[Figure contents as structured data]
** BEGIN **

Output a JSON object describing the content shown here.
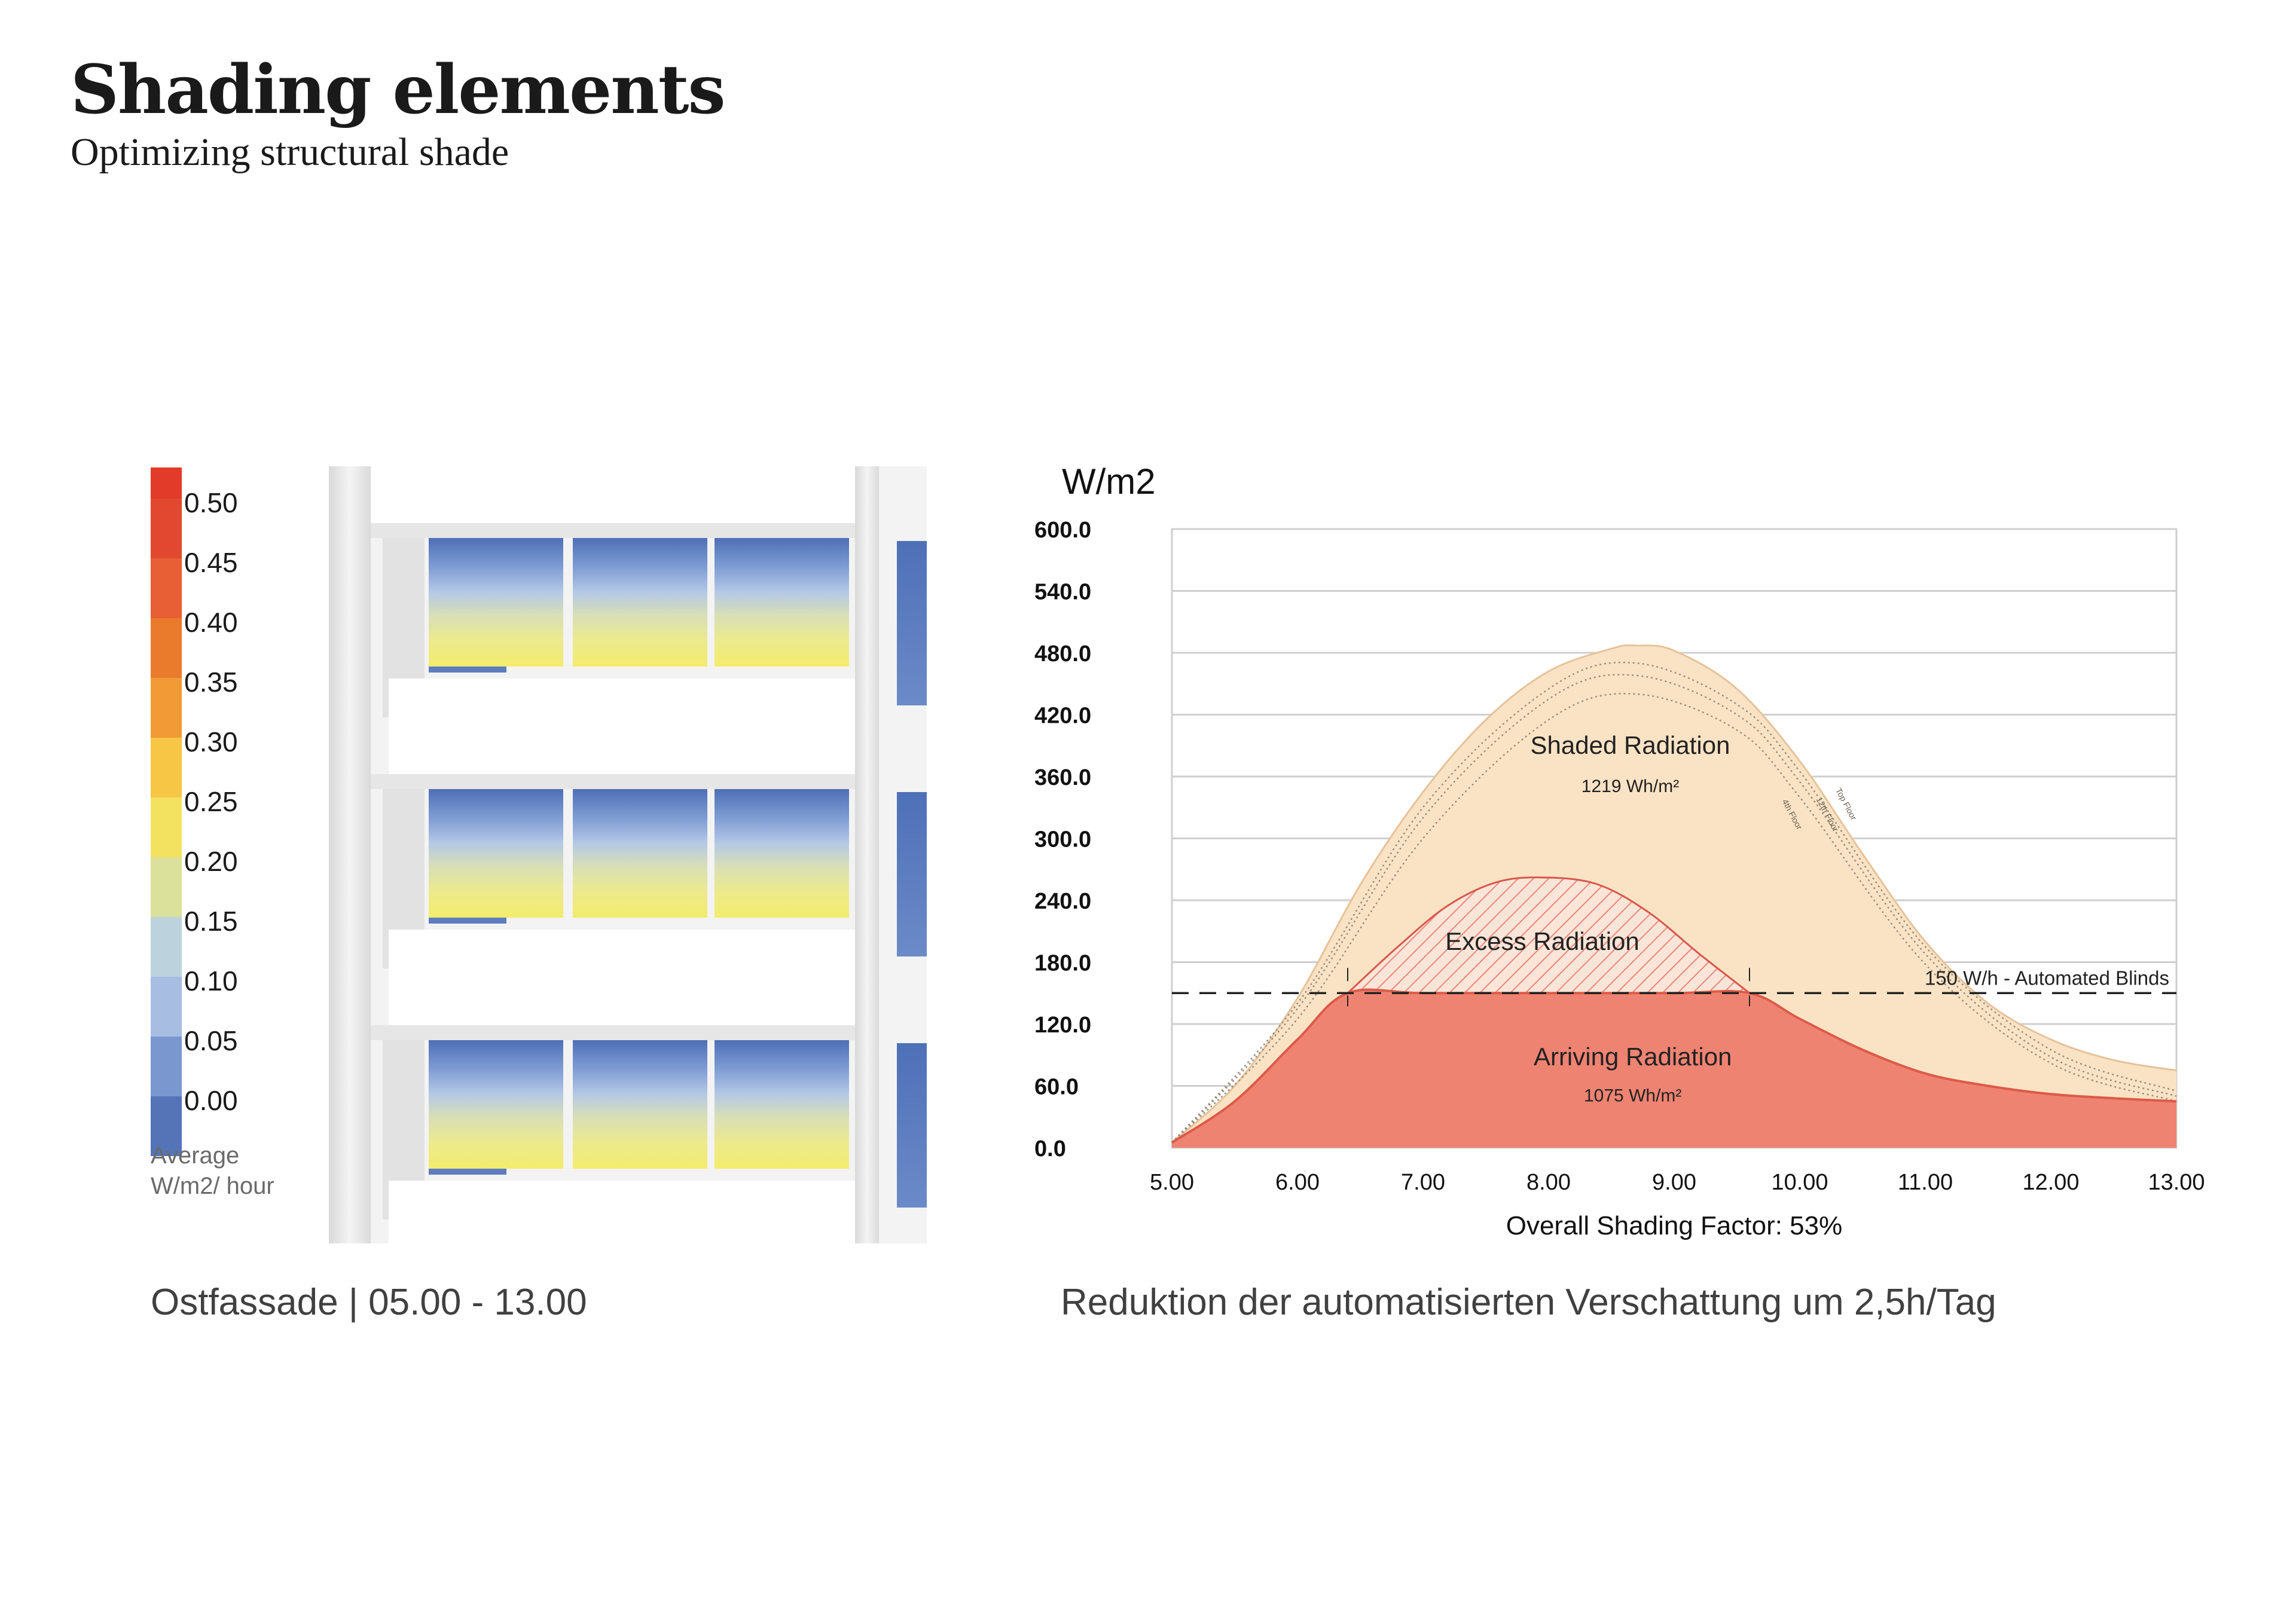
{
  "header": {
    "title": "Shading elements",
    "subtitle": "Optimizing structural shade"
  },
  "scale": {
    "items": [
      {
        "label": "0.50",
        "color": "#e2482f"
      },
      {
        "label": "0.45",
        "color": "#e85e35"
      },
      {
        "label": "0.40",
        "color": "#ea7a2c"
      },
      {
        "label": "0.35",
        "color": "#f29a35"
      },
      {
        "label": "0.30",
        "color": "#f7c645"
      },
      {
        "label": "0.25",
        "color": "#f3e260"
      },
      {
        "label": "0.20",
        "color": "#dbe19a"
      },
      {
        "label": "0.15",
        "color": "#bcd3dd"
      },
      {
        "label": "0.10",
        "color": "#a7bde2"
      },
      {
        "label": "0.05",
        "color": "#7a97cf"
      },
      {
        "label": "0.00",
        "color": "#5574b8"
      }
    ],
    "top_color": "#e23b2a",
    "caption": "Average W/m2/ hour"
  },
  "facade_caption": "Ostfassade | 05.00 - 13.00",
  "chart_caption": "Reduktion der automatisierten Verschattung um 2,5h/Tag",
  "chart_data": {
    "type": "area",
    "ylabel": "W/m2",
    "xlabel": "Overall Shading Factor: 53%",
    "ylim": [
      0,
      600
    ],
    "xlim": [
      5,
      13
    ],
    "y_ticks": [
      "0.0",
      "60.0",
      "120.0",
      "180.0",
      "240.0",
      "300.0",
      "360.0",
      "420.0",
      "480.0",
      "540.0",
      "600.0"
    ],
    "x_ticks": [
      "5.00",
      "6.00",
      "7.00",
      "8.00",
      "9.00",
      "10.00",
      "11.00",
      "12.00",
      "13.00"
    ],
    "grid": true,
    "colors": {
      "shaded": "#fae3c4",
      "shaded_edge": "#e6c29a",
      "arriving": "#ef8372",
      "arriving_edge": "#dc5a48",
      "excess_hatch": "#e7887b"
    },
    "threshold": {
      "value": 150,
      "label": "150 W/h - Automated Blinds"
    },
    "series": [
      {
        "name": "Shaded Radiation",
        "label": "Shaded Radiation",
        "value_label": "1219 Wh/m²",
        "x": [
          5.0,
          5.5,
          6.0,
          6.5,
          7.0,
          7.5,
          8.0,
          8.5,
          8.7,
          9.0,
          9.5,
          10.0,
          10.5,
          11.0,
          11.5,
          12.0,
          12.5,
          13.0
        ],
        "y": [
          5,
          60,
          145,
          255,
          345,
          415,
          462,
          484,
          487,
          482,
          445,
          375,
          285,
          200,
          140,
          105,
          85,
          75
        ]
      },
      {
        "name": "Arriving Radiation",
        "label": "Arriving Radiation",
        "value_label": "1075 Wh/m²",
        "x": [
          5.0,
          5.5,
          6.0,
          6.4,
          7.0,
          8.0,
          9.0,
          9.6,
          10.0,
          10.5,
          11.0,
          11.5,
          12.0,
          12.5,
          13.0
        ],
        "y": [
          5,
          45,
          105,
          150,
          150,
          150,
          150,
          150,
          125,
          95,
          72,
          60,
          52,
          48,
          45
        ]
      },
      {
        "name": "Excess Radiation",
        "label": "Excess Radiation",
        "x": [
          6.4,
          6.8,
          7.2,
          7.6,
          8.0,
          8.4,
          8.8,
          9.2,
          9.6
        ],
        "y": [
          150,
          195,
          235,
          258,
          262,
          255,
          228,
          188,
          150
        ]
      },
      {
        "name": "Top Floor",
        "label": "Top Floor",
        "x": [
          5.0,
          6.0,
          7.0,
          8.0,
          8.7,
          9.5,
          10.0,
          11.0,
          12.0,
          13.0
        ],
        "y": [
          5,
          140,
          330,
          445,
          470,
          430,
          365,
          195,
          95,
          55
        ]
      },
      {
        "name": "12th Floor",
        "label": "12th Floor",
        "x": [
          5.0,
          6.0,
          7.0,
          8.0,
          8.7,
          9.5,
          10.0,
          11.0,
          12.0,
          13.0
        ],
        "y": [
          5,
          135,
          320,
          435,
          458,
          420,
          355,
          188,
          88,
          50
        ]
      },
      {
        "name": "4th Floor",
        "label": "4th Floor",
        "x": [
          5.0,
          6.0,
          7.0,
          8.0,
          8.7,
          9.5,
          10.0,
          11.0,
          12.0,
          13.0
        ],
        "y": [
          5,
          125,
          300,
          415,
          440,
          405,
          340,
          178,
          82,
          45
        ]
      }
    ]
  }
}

** END **

* _PROBLEM TO WORK ON_: In the entries above, identify every line with the string "Floor".

* _REPLY_:
        "name": "Top Floor",
        "label": "Top Floor",
        "name": "12th Floor",
        "label": "12th Floor",
        "name": "4th Floor",
        "label": "4th Floor",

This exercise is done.